AVAILABLE RECORDS.
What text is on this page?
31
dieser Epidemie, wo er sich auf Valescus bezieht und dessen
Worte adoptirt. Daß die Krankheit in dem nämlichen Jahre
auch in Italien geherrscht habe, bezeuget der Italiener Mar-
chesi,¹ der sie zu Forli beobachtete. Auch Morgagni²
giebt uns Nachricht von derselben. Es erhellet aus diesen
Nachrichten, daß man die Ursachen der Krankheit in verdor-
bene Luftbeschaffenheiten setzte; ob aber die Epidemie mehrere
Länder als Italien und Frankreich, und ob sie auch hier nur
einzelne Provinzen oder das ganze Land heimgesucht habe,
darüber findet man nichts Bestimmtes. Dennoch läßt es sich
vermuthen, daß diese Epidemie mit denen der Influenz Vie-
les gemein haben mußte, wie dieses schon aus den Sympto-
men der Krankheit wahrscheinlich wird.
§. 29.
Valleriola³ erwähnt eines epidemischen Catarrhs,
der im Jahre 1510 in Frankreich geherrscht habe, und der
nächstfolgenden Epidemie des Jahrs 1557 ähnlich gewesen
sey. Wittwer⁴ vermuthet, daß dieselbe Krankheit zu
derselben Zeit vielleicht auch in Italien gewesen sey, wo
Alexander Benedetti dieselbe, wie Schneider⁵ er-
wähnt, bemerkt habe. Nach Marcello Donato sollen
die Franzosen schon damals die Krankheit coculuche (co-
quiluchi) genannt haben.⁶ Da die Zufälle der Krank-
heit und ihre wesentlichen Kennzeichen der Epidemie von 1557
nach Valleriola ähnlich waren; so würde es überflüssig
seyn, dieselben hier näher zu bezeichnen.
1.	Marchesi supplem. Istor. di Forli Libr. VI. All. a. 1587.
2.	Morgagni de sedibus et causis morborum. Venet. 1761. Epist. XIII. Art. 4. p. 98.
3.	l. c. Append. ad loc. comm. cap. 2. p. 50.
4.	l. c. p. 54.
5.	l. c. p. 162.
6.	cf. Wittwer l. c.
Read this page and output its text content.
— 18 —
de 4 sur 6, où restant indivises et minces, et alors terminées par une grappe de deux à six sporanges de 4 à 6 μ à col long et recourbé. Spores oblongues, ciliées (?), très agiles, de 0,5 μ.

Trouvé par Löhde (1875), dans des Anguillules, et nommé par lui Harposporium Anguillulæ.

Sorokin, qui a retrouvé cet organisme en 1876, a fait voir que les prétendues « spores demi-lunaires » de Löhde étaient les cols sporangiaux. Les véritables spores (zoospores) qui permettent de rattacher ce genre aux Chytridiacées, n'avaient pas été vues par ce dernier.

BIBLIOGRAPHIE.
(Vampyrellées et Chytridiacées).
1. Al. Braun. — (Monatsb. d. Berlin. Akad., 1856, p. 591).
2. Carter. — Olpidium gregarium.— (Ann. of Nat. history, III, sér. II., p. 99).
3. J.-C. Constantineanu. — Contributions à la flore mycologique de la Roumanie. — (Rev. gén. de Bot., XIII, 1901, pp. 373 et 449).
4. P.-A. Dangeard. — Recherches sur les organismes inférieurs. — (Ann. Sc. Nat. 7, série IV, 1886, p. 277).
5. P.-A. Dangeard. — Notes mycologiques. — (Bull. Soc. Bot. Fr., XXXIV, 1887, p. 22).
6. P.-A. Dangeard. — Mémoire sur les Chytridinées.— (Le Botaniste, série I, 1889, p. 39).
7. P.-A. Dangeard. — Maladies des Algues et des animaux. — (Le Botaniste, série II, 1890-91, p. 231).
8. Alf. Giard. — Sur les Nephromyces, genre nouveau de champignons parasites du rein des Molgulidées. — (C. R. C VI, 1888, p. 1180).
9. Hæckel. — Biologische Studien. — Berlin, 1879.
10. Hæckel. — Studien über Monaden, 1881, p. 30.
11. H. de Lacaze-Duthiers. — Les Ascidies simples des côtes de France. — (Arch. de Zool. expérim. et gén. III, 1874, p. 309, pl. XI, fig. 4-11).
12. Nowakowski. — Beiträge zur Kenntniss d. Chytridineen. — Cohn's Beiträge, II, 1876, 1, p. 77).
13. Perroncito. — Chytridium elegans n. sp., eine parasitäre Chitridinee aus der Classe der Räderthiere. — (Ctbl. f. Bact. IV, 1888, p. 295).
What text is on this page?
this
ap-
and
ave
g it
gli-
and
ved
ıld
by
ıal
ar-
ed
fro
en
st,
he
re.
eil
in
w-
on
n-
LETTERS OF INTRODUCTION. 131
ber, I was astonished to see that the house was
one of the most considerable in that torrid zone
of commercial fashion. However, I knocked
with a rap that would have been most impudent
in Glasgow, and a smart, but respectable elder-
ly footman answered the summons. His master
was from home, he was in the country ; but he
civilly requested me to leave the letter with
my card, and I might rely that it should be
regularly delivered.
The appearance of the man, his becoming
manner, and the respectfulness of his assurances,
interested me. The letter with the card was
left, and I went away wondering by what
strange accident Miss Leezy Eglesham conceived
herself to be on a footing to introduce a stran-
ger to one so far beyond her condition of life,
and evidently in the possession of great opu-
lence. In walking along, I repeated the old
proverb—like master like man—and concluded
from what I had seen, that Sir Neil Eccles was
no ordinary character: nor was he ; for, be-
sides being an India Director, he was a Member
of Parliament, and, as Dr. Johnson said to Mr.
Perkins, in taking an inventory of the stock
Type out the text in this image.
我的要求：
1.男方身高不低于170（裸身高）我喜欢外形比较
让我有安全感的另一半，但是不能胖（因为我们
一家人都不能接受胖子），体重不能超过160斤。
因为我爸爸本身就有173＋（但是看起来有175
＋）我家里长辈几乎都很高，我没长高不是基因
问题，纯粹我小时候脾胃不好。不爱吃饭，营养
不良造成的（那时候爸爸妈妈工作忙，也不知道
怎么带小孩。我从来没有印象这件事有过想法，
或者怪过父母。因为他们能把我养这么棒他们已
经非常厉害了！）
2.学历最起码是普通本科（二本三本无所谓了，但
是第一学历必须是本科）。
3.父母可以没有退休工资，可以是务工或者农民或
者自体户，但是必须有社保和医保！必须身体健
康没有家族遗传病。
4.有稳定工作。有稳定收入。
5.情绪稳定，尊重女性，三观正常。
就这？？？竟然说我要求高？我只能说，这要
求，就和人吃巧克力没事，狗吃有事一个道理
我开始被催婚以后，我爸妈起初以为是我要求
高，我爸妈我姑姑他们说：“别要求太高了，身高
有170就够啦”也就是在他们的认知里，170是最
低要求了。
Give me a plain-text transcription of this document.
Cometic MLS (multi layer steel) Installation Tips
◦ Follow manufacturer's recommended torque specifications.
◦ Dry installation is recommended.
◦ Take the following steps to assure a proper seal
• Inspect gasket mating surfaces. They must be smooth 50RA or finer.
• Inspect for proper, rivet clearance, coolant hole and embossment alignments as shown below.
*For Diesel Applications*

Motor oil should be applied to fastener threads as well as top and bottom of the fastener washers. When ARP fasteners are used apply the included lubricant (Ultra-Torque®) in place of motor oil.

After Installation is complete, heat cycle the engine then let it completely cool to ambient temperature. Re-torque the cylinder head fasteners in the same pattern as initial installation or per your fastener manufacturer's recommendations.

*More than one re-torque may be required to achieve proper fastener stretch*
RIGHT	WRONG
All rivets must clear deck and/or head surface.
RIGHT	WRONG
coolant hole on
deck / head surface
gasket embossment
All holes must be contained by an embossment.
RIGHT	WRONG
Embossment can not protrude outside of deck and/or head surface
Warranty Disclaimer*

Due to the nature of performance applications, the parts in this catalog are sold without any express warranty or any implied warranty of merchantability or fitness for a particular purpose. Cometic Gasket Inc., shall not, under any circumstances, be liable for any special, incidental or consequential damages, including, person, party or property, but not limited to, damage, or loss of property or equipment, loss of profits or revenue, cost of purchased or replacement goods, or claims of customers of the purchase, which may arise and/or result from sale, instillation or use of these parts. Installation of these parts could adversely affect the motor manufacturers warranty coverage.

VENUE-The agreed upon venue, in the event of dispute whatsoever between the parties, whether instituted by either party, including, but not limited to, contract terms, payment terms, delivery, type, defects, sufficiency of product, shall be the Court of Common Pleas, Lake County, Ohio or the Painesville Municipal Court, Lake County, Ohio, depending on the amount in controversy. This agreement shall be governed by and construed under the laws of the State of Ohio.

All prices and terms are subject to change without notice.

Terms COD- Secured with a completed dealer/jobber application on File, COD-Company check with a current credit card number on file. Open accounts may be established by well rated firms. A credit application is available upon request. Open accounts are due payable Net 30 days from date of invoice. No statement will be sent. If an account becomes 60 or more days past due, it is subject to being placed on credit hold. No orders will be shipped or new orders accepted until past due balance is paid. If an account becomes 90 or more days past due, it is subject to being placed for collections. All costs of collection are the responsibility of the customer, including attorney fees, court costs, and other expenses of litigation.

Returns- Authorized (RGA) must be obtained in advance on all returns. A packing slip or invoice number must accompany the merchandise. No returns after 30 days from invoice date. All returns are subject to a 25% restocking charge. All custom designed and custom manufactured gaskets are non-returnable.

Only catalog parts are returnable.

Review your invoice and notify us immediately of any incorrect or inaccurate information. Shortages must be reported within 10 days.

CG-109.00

DO THIS. Which lines in the data above contain "master"? Show each one.

FINISHED ANSWER.
ly footman answered the summons. His master
proverb—like master like man—and concluded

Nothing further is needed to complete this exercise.